**Exercise requirements**
All of the data below should be written out exactly.
-- Start --
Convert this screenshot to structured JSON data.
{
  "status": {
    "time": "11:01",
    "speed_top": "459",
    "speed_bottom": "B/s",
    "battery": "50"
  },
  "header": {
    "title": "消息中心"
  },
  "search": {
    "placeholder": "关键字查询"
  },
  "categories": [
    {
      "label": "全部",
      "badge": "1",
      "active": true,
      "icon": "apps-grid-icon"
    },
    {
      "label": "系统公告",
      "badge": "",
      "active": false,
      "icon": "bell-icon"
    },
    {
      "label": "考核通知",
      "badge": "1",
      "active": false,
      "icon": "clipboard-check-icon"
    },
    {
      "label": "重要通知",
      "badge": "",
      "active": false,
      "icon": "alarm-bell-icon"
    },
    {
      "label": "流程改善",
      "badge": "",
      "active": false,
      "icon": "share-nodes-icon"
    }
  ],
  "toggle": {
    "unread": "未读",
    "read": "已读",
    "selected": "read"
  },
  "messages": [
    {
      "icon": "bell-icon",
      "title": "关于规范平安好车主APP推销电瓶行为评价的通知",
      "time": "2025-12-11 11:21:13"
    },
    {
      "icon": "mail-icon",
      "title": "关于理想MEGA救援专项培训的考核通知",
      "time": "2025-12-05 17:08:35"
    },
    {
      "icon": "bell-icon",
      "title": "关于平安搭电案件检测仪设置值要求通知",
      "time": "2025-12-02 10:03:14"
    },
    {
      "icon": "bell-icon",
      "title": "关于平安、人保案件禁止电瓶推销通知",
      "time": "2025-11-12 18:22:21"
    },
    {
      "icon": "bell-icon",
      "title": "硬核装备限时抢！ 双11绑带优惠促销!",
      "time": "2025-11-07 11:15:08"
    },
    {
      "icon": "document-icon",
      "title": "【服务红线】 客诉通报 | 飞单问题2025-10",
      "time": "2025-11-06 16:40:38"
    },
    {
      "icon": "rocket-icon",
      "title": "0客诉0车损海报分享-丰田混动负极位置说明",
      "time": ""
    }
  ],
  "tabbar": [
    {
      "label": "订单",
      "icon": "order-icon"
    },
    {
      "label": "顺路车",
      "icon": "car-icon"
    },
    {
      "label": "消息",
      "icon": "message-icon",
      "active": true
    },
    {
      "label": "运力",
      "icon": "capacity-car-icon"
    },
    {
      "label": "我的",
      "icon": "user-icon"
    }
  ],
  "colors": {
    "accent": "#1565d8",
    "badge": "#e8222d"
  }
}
-- End --
**Solution to the problem**
Convert this screenshot to structured JSON data.
{
  "status": {
    "time": "11:01",
    "speed_top": "459",
    "speed_bottom": "B/s",
    "battery": "50"
  },
  "header": {
    "title": "消息中心"
  },
  "search": {
    "placeholder": "关键字查询"
  },
  "categories": [
    {
      "label": "全部",
      "badge": "1",
      "active": true,
      "icon": "apps-grid-icon"
    },
    {
      "label": "系统公告",
      "badge": "",
      "active": false,
      "icon": "bell-icon"
    },
    {
      "label": "考核通知",
      "badge": "1",
      "active": false,
      "icon": "clipboard-check-icon"
    },
    {
      "label": "重要通知",
      "badge": "",
      "active": false,
      "icon": "alarm-bell-icon"
    },
    {
      "label": "流程改善",
      "badge": "",
      "active": false,
      "icon": "share-nodes-icon"
    }
  ],
  "toggle": {
    "unread": "未读",
    "read": "已读",
    "selected": "read"
  },
  "messages": [
    {
      "icon": "bell-icon",
      "title": "关于规范平安好车主APP推销电瓶行为评价的通知",
      "time": "2025-12-11 11:21:13"
    },
    {
      "icon": "mail-icon",
      "title": "关于理想MEGA救援专项培训的考核通知",
      "time": "2025-12-05 17:08:35"
    },
    {
      "icon": "bell-icon",
      "title": "关于平安搭电案件检测仪设置值要求通知",
      "time": "2025-12-02 10:03:14"
    },
    {
      "icon": "bell-icon",
      "title": "关于平安、人保案件禁止电瓶推销通知",
      "time": "2025-11-12 18:22:21"
    },
    {
      "icon": "bell-icon",
      "title": "硬核装备限时抢！ 双11绑带优惠促销!",
      "time": "2025-11-07 11:15:08"
    },
    {
      "icon": "document-icon",
      "title": "【服务红线】 客诉通报 | 飞单问题2025-10",
      "time": "2025-11-06 16:40:38"
    },
    {
      "icon": "rocket-icon",
      "title": "0客诉0车损海报分享-丰田混动负极位置说明",
      "time": ""
    }
  ],
  "tabbar": [
    {
      "label": "订单",
      "icon": "order-icon"
    },
    {
      "label": "顺路车",
      "icon": "car-icon"
    },
    {
      "label": "消息",
      "icon": "message-icon",
      "active": true
    },
    {
      "label": "运力",
      "icon": "capacity-car-icon"
    },
    {
      "label": "我的",
      "icon": "user-icon"
    }
  ],
  "colors": {
    "accent": "#1565d8",
    "badge": "#e8222d"
  }
}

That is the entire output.